__DIRECTIVE__
Set each entry down verbatim, omitting images.

──────────────────────────────

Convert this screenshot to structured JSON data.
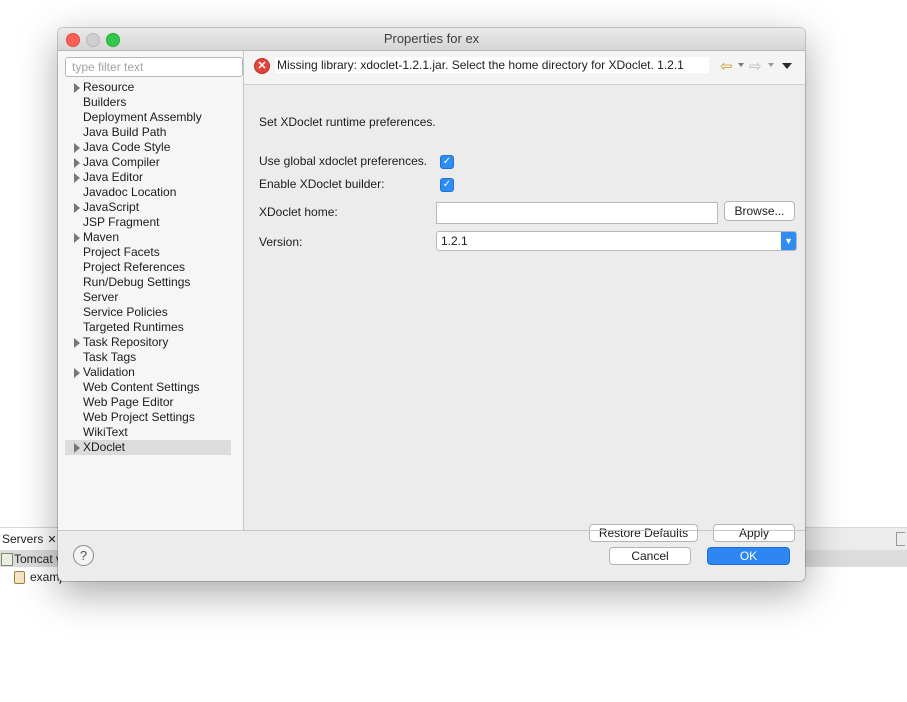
{
  "background": {
    "servers_tab": "Servers",
    "server_row": "Tomcat v",
    "project_row": "examj"
  },
  "dialog": {
    "title": "Properties for ex",
    "filter_placeholder": "type filter text",
    "tree": [
      {
        "label": "Resource",
        "expandable": true
      },
      {
        "label": "Builders",
        "expandable": false
      },
      {
        "label": "Deployment Assembly",
        "expandable": false
      },
      {
        "label": "Java Build Path",
        "expandable": false
      },
      {
        "label": "Java Code Style",
        "expandable": true
      },
      {
        "label": "Java Compiler",
        "expandable": true
      },
      {
        "label": "Java Editor",
        "expandable": true
      },
      {
        "label": "Javadoc Location",
        "expandable": false
      },
      {
        "label": "JavaScript",
        "expandable": true
      },
      {
        "label": "JSP Fragment",
        "expandable": false
      },
      {
        "label": "Maven",
        "expandable": true
      },
      {
        "label": "Project Facets",
        "expandable": false
      },
      {
        "label": "Project References",
        "expandable": false
      },
      {
        "label": "Run/Debug Settings",
        "expandable": false
      },
      {
        "label": "Server",
        "expandable": false
      },
      {
        "label": "Service Policies",
        "expandable": false
      },
      {
        "label": "Targeted Runtimes",
        "expandable": false
      },
      {
        "label": "Task Repository",
        "expandable": true
      },
      {
        "label": "Task Tags",
        "expandable": false
      },
      {
        "label": "Validation",
        "expandable": true
      },
      {
        "label": "Web Content Settings",
        "expandable": false
      },
      {
        "label": "Web Page Editor",
        "expandable": false
      },
      {
        "label": "Web Project Settings",
        "expandable": false
      },
      {
        "label": "WikiText",
        "expandable": false
      },
      {
        "label": "XDoclet",
        "expandable": true,
        "selected": true
      }
    ],
    "error_message": "Missing library: xdoclet-1.2.1.jar. Select the home directory for XDoclet. 1.2.1",
    "description": "Set XDoclet runtime preferences.",
    "use_global_label": "Use global xdoclet preferences.",
    "use_global_checked": true,
    "enable_builder_label": "Enable XDoclet builder:",
    "enable_builder_checked": true,
    "home_label": "XDoclet home:",
    "home_value": "",
    "browse_label": "Browse...",
    "version_label": "Version:",
    "version_value": "1.2.1",
    "restore_defaults_label": "Restore Defaults",
    "apply_label": "Apply",
    "cancel_label": "Cancel",
    "ok_label": "OK",
    "accent_color": "#2f8cf2",
    "error_color": "#e0443a"
  }
}
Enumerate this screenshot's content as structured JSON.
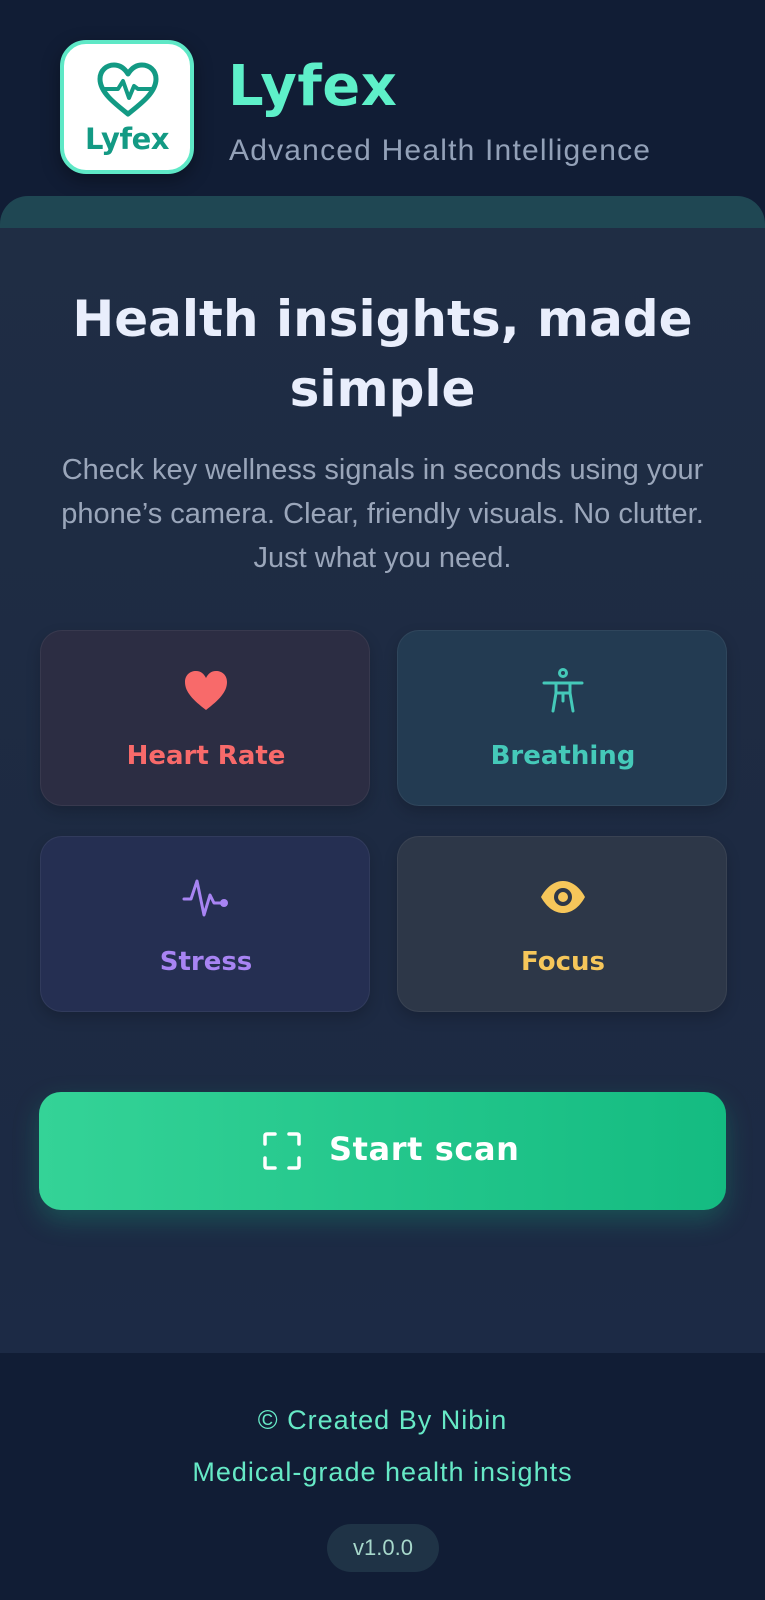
{
  "header": {
    "logo_text": "Lyfex",
    "brand_name": "Lyfex",
    "tagline": "Advanced Health Intelligence"
  },
  "hero": {
    "title": "Health insights, made simple",
    "subtitle": "Check key wellness signals in seconds using your phone’s camera. Clear, friendly visuals. No clutter. Just what you need."
  },
  "metrics": [
    {
      "label": "Heart Rate",
      "icon": "heart-icon",
      "color": "#f86a6a"
    },
    {
      "label": "Breathing",
      "icon": "person-icon",
      "color": "#45c9b9"
    },
    {
      "label": "Stress",
      "icon": "pulse-icon",
      "color": "#a884f3"
    },
    {
      "label": "Focus",
      "icon": "eye-icon",
      "color": "#f6c65a"
    }
  ],
  "scan_button": {
    "label": "Start scan",
    "icon": "scan-frame-icon"
  },
  "footer": {
    "credit": "© Created By Nibin",
    "tagline": "Medical-grade health insights",
    "version": "v1.0.0"
  },
  "colors": {
    "accent": "#5ef0c9",
    "scan_gradient_start": "#34d397",
    "scan_gradient_end": "#14bb81",
    "background": "#111d35"
  }
}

──────────────────────────────

__EXERCISE ANSWER__
Convert this screenshot to structured JSON data.
{
  "background": {
    "servers_tab": "Servers",
    "server_row": "Tomcat v",
    "project_row": "examj"
  },
  "dialog": {
    "title": "Properties for ex",
    "filter_placeholder": "type filter text",
    "tree": [
      {
        "label": "Resource",
        "expandable": true
      },
      {
        "label": "Builders",
        "expandable": false
      },
      {
        "label": "Deployment Assembly",
        "expandable": false
      },
      {
        "label": "Java Build Path",
        "expandable": false
      },
      {
        "label": "Java Code Style",
        "expandable": true
      },
      {
        "label": "Java Compiler",
        "expandable": true
      },
      {
        "label": "Java Editor",
        "expandable": true
      },
      {
        "label": "Javadoc Location",
        "expandable": false
      },
      {
        "label": "JavaScript",
        "expandable": true
      },
      {
        "label": "JSP Fragment",
        "expandable": false
      },
      {
        "label": "Maven",
        "expandable": true
      },
      {
        "label": "Project Facets",
        "expandable": false
      },
      {
        "label": "Project References",
        "expandable": false
      },
      {
        "label": "Run/Debug Settings",
        "expandable": false
      },
      {
        "label": "Server",
        "expandable": false
      },
      {
        "label": "Service Policies",
        "expandable": false
      },
      {
        "label": "Targeted Runtimes",
        "expandable": false
      },
      {
        "label": "Task Repository",
        "expandable": true
      },
      {
        "label": "Task Tags",
        "expandable": false
      },
      {
        "label": "Validation",
        "expandable": true
      },
      {
        "label": "Web Content Settings",
        "expandable": false
      },
      {
        "label": "Web Page Editor",
        "expandable": false
      },
      {
        "label": "Web Project Settings",
        "expandable": false
      },
      {
        "label": "WikiText",
        "expandable": false
      },
      {
        "label": "XDoclet",
        "expandable": true,
        "selected": true
      }
    ],
    "error_message": "Missing library: xdoclet-1.2.1.jar. Select the home directory for XDoclet. 1.2.1",
    "description": "Set XDoclet runtime preferences.",
    "use_global_label": "Use global xdoclet preferences.",
    "use_global_checked": true,
    "enable_builder_label": "Enable XDoclet builder:",
    "enable_builder_checked": true,
    "home_label": "XDoclet home:",
    "home_value": "",
    "browse_label": "Browse...",
    "version_label": "Version:",
    "version_value": "1.2.1",
    "restore_defaults_label": "Restore Defaults",
    "apply_label": "Apply",
    "cancel_label": "Cancel",
    "ok_label": "OK",
    "accent_color": "#2f8cf2",
    "error_color": "#e0443a"
  }
}
Enumerate this screenshot's content as structured JSON.
{
  "header": {
    "logo_text": "Lyfex",
    "brand_name": "Lyfex",
    "tagline": "Advanced Health Intelligence"
  },
  "hero": {
    "title": "Health insights, made simple",
    "subtitle": "Check key wellness signals in seconds using your phone’s camera. Clear, friendly visuals. No clutter. Just what you need."
  },
  "metrics": [
    {
      "label": "Heart Rate",
      "icon": "heart-icon",
      "color": "#f86a6a"
    },
    {
      "label": "Breathing",
      "icon": "person-icon",
      "color": "#45c9b9"
    },
    {
      "label": "Stress",
      "icon": "pulse-icon",
      "color": "#a884f3"
    },
    {
      "label": "Focus",
      "icon": "eye-icon",
      "color": "#f6c65a"
    }
  ],
  "scan_button": {
    "label": "Start scan",
    "icon": "scan-frame-icon"
  },
  "footer": {
    "credit": "© Created By Nibin",
    "tagline": "Medical-grade health insights",
    "version": "v1.0.0"
  },
  "colors": {
    "accent": "#5ef0c9",
    "scan_gradient_start": "#34d397",
    "scan_gradient_end": "#14bb81",
    "background": "#111d35"
  }
}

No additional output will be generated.